* YOUR TASK: Collect every line that includes the string "this".

* RECORDS SUPPLIED:
-- start --

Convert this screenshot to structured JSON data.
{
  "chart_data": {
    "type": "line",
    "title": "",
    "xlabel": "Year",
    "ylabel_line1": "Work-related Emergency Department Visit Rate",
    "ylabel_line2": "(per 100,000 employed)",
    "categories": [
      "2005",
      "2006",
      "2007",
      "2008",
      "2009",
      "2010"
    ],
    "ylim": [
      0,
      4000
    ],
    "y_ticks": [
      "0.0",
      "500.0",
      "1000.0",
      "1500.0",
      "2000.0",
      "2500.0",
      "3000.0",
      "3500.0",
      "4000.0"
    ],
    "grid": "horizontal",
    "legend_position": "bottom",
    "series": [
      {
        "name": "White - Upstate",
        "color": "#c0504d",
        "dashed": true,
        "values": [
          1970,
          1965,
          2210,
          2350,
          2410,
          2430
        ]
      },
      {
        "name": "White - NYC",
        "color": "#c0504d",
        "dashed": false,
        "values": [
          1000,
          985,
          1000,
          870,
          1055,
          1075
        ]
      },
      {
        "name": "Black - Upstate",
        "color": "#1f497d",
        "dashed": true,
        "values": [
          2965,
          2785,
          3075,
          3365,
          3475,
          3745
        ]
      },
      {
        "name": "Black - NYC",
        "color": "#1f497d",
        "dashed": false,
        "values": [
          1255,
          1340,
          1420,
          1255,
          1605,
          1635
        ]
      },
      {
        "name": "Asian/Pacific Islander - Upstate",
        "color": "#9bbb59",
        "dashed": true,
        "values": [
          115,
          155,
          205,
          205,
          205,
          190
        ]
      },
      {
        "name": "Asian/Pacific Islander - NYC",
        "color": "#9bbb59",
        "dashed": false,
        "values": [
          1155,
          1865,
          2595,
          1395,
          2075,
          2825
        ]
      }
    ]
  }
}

-- end --
-- start --

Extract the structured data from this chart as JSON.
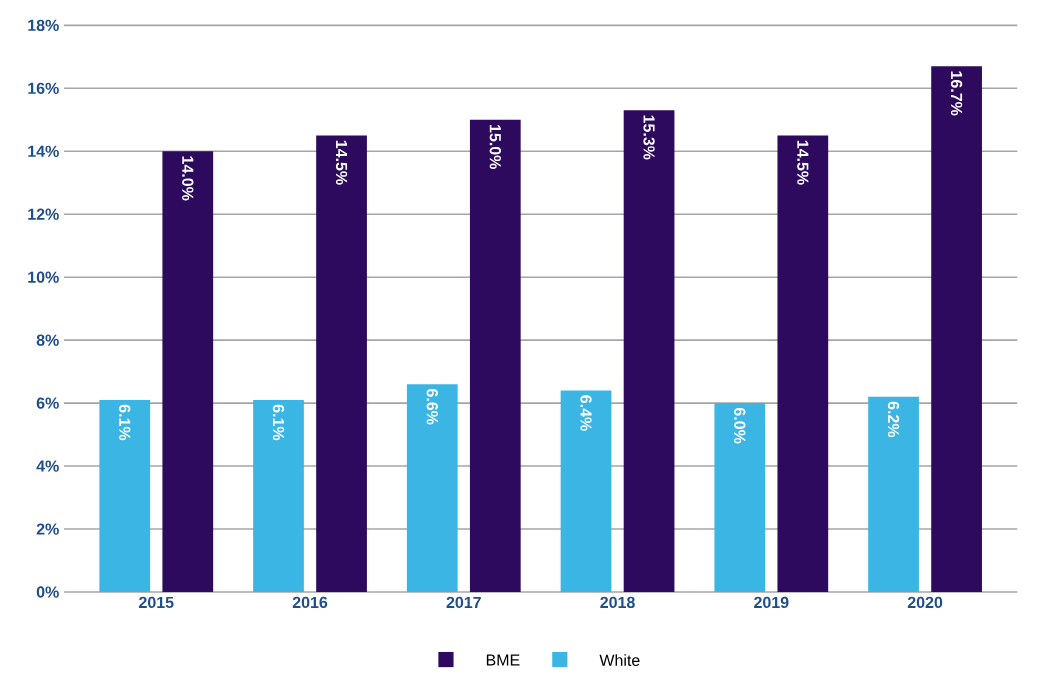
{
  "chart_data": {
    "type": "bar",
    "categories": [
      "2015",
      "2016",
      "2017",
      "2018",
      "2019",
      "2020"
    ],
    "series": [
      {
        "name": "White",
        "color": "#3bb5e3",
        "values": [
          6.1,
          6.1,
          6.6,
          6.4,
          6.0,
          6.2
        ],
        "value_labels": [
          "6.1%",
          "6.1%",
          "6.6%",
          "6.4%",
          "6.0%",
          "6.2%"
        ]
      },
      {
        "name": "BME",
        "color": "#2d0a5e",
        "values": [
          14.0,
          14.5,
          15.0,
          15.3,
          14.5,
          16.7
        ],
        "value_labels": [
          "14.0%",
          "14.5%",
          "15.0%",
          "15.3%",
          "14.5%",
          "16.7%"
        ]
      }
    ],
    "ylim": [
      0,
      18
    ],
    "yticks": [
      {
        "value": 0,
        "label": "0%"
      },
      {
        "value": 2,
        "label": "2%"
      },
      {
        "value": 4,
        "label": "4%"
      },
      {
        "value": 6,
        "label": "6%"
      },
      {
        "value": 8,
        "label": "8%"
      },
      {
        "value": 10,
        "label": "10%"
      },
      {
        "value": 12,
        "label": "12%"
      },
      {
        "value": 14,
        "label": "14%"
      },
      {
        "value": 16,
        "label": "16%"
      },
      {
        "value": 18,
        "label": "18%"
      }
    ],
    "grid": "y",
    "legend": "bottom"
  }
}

-- end --

* REPLY TO THE EXERCISE:
Convert this screenshot to structured JSON data.
Extract the structured data from this chart as JSON.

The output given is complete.